Start of Data supplied

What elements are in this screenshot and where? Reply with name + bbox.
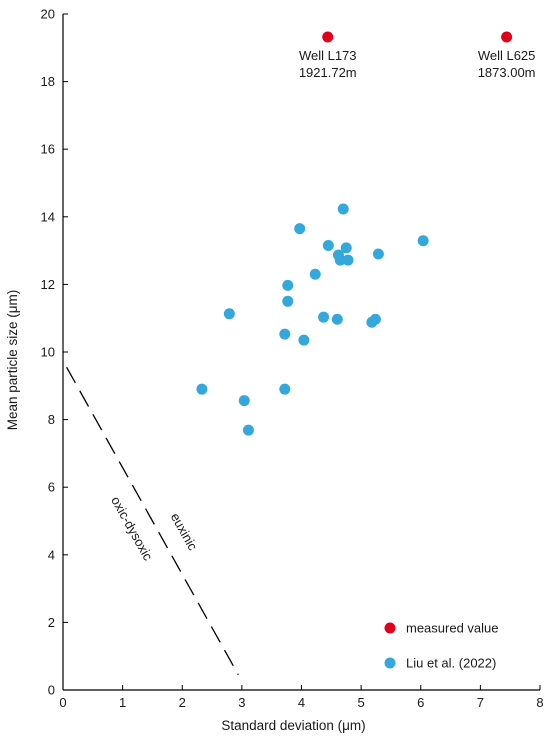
oxic-dysoxic-label: oxic-dysoxic [108, 494, 156, 564]
euxinic-label: euxinic [168, 510, 201, 553]
point-label-depth: 1921.72m [299, 65, 357, 80]
legend-label: measured value [406, 621, 499, 636]
y-tick-label: 12 [41, 277, 55, 292]
point-annotations: Well L173 1921.72m Well L625 1873.00m [299, 48, 536, 80]
point-label-well: Well L173 [299, 48, 357, 63]
liu-2022-point [322, 240, 334, 252]
boundary-dashed-line [66, 366, 239, 676]
x-tick-label: 4 [298, 695, 305, 710]
x-tick-label: 2 [179, 695, 186, 710]
liu-2022-point [372, 248, 384, 260]
x-axis-title: Standard deviation (μm) [221, 718, 365, 733]
x-tick-label: 0 [59, 695, 66, 710]
data-points [196, 31, 513, 436]
liu-2022-point [238, 395, 250, 407]
liu-2022-point [282, 279, 294, 291]
point-label-well: Well L625 [478, 48, 536, 63]
y-axis-title: Mean particle size (μm) [5, 290, 20, 431]
legend-marker [384, 622, 396, 634]
measured-value-point [322, 31, 334, 43]
x-tick-label: 6 [417, 695, 424, 710]
x-tick-label: 5 [358, 695, 365, 710]
y-tick-label: 8 [48, 412, 55, 427]
liu-2022-point [282, 295, 294, 307]
liu-2022-point [294, 223, 306, 235]
liu-2022-point [223, 308, 235, 320]
y-tick-label: 14 [41, 209, 55, 224]
liu-2022-point [196, 383, 208, 395]
liu-2022-point [298, 334, 310, 346]
x-tick-label: 3 [238, 695, 245, 710]
point-label-depth: 1873.00m [478, 65, 536, 80]
x-tick-label: 7 [477, 695, 484, 710]
y-tick-label: 20 [41, 7, 55, 22]
legend-marker [384, 657, 396, 669]
y-tick-label: 4 [48, 547, 55, 562]
measured-value-point [501, 31, 513, 43]
liu-2022-point [417, 235, 429, 247]
liu-2022-point [369, 313, 381, 325]
x-tick-label: 1 [119, 695, 126, 710]
liu-2022-point [331, 313, 343, 325]
liu-2022-point [340, 242, 352, 254]
y-tick-label: 16 [41, 142, 55, 157]
y-tick-label: 2 [48, 615, 55, 630]
legend: measured value Liu et al. (2022) [384, 621, 499, 671]
liu-2022-point [342, 254, 354, 266]
legend-label: Liu et al. (2022) [406, 656, 496, 671]
liu-2022-point [337, 203, 349, 215]
liu-2022-point [279, 383, 291, 395]
liu-2022-point [318, 311, 330, 323]
liu-2022-point [309, 268, 321, 280]
boundary-line-group: oxic-dysoxic euxinic [66, 366, 239, 676]
x-tick-label: 8 [536, 695, 543, 710]
liu-2022-point [279, 328, 291, 340]
y-tick-label: 10 [41, 345, 55, 360]
liu-2022-point [334, 254, 346, 266]
y-tick-label: 0 [48, 683, 55, 698]
y-tick-label: 18 [41, 74, 55, 89]
y-tick-label: 6 [48, 480, 55, 495]
liu-2022-point [242, 424, 254, 436]
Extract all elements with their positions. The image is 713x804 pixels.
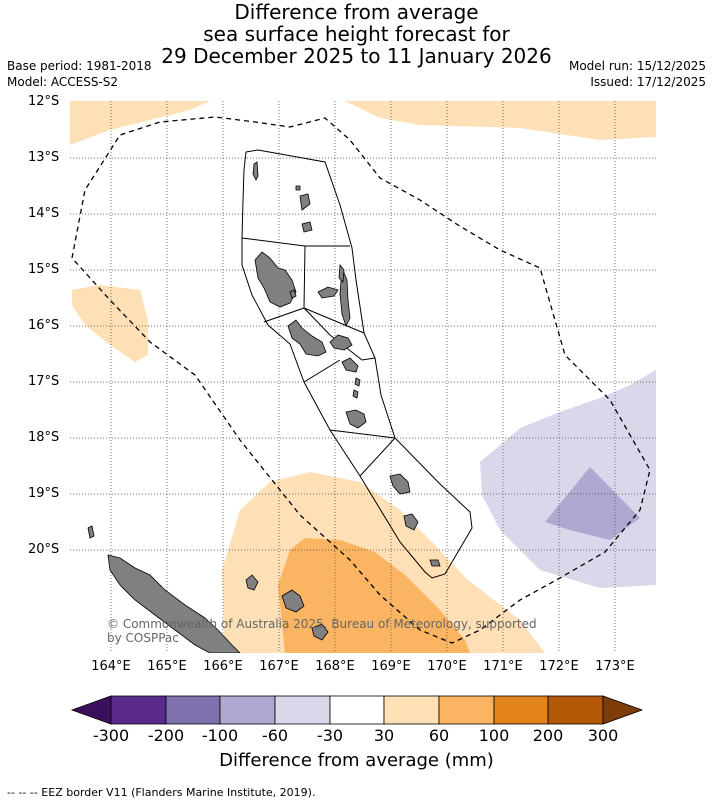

End of Data supplied

▶ [Work to do]:
Can you repeat everything in the material from the line containing "oxic-dysoxic-label: oxic-dysoxic [108, 494, 156, 564]" down to the line containing "liu-2022-point [282, 279, 294, 291]", both included, word for word?

▶ [Exercise result]:
oxic-dysoxic-label: oxic-dysoxic [108, 494, 156, 564]
euxinic-label: euxinic [168, 510, 201, 553]
point-label-depth: 1921.72m [299, 65, 357, 80]
legend-label: measured value [406, 621, 499, 636]
y-tick-label: 12 [41, 277, 55, 292]
point-annotations: Well L173 1921.72m Well L625 1873.00m [299, 48, 536, 80]
point-label-well: Well L173 [299, 48, 357, 63]
liu-2022-point [322, 240, 334, 252]
boundary-dashed-line [66, 366, 239, 676]
x-tick-label: 4 [298, 695, 305, 710]
x-tick-label: 2 [179, 695, 186, 710]
liu-2022-point [372, 248, 384, 260]
x-axis-title: Standard deviation (μm) [221, 718, 365, 733]
x-tick-label: 0 [59, 695, 66, 710]
data-points [196, 31, 513, 436]
liu-2022-point [238, 395, 250, 407]
liu-2022-point [282, 279, 294, 291]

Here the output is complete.